本文:
______

2.3 Sigmoid/ReLU

2.3.1 ReLU レイヤ

ReLUレイヤの計算式は以下の通りです。

y = \begin{cases} x & x > 0 \\ 0 & x \leq 0 \end{cases}
\frac{\partial y}{\partial x} = \begin{cases} 1 & x > 0 \\ 0 & x \leq 0 \end{cases}

順伝搬から見ていきます。

Code 2.4 Relu.forwardメソッド

    def forward(self):
        self.mask = self.x.d <= 0
        y = self.x.d.copy()
        y[self.mask] = 0
        self.y.d = y

「ゼロから作るDeep Learning」と同じですが、引数と戻り値がないことに着目します。self.x.dはこのレイヤの入力のデータでした。この値自体は前段での順伝搬ですでに計算されています。その計算結果をここでそのまま使っています。またゼロ以下の値をゼロでマスクしたデータを新たにself.y.dすなわちこのレイヤの出力のデータにセットしています。この値は後段のレイヤにおいて、self.x.dとして再利用されます。

逆伝搬も見てみます。

Code 2.5 Relu.backwardメソッド

    def backward(self):
        dx = self.y.g.copy()
        dx[self.mask] = 0
        self.x.g = dx

今度はデータではなく、勾配を伝搬させています。ここで設定されたself.x.gは前段のレイヤにおいて、self.y.gとして再利用されます。

______

設問:
a) 本文から、「Code 2.4 Relu.forwardメソッド」で始まり「x.dとして再利用されます。」で終わる部分をそのまま書き写してください。
b) ReLUレイヤを扱う本文によると、Relu.forwardメソッドでセットされたself.y.dは、後段のレイヤで何として再利用されますか。
c) ReLUレイヤについての本文を、最後の文の後から書き継いでください。
この後に続く資料は使わなくても解けます。

提供資料:

______

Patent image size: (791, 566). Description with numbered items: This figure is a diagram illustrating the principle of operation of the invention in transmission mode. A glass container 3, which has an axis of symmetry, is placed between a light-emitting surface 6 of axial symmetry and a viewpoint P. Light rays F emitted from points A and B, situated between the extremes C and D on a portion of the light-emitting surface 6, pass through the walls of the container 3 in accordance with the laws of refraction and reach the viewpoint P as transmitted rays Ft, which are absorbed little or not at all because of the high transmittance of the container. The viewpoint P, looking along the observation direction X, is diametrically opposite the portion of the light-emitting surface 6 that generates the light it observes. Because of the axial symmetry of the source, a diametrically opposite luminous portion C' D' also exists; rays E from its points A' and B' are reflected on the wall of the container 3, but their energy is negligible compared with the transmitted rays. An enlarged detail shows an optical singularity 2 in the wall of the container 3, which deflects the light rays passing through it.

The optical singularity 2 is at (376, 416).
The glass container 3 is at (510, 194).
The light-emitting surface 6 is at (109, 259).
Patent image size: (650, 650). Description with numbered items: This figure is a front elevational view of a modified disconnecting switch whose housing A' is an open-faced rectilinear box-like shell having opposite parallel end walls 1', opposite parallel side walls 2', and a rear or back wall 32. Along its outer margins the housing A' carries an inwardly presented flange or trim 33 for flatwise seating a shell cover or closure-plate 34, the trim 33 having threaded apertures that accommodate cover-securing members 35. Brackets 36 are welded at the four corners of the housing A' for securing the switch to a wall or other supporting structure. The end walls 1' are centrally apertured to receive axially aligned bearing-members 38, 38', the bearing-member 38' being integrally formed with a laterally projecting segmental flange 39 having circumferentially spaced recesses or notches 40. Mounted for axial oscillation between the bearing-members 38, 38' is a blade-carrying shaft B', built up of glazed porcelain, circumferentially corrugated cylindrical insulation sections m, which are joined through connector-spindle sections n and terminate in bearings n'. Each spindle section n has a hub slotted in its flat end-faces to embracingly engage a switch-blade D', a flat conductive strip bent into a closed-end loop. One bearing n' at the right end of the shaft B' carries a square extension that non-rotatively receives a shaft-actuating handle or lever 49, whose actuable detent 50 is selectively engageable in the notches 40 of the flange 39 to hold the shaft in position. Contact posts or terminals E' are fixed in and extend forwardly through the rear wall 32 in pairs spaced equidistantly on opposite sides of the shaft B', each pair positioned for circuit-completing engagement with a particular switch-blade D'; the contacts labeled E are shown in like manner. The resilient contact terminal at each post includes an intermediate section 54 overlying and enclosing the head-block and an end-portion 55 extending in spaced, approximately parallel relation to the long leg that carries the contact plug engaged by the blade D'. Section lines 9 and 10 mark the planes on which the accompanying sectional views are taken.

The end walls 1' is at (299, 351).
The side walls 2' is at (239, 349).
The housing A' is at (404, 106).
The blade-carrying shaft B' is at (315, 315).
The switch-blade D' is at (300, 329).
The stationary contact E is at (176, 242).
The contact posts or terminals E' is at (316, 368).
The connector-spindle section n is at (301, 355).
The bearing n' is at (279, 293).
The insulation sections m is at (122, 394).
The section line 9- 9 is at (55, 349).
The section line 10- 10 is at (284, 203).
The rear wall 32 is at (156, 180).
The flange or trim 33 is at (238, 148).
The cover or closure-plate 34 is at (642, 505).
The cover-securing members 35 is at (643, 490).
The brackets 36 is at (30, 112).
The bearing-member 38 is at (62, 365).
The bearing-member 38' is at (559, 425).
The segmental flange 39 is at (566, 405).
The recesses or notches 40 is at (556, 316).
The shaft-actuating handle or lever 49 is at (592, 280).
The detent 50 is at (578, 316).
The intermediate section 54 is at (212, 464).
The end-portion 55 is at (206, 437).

______

解答一覧:
a)
Code 2.4 Relu.forwardメソッド

    def forward(self):
        self.mask = self.x.d <= 0
        y = self.x.d.copy()
        y[self.mask] = 0
        self.y.d = y

「ゼロから作るDeep Learning」と同じですが、引数と戻り値がないことに着目します。self.x.dはこのレイヤの入力のデータでした。この値自体は前段での順伝搬ですでに計算されています。その計算結果をここでそのまま使っています。またゼロ以下の値をゼロでマスクしたデータを新たにself.y.dすなわちこのレイヤの出力のデータにセットしています。この値は後段のレイヤにおいて、self.x.dとして再利用されます。

b) self.x.dとして再利用されます。

c)
2.3.2 Sigmoid レイヤ

Sigmoidレイヤの計算式は以下の通りです。

y = \frac{1}{1 + \exp(-x)}
\frac{\partial y}{\partial x} = y(1 - y)

少し寄り道をして、\partial y/\partial x が本当に上式のようになるのか、SymPyを使って計算してみます。

import sympy as sp

x, y, z = sp.symbols("x y z")
y_x = 1 / (1 + sp.exp(-x))
dy_x = sp.diff(y_x, x)
dy_x

[4] 2019-06-12 20:00:57 (17.0ms) python3 (272ms)

$$\frac{e^{- x}}{\left(1 + e^{- x}\right)^{2}}$$

z=e^{- x}とすると、

dy_z = dy_x.subs(sp.exp(-x), z)
dy_z

[7] 2019-06-12 20:00:57 (32.3ms) python3 (318ms)

$$\frac{z}{\left(z + 1\right)^{2}}$$

ここで、 y = 1/(z+1) だから、z で解いて、元の式に代入すると、

sol = sp.solve(y - 1 / (z + 1), z)[0]
sp.simplify(dy_z.subs(z, sol))

[9] 2019-06-12 20:00:57 (41.1ms) python3 (365ms)

$$y \left(1 - y\right)$$

確かにあっています。実装コードは以下の通りです。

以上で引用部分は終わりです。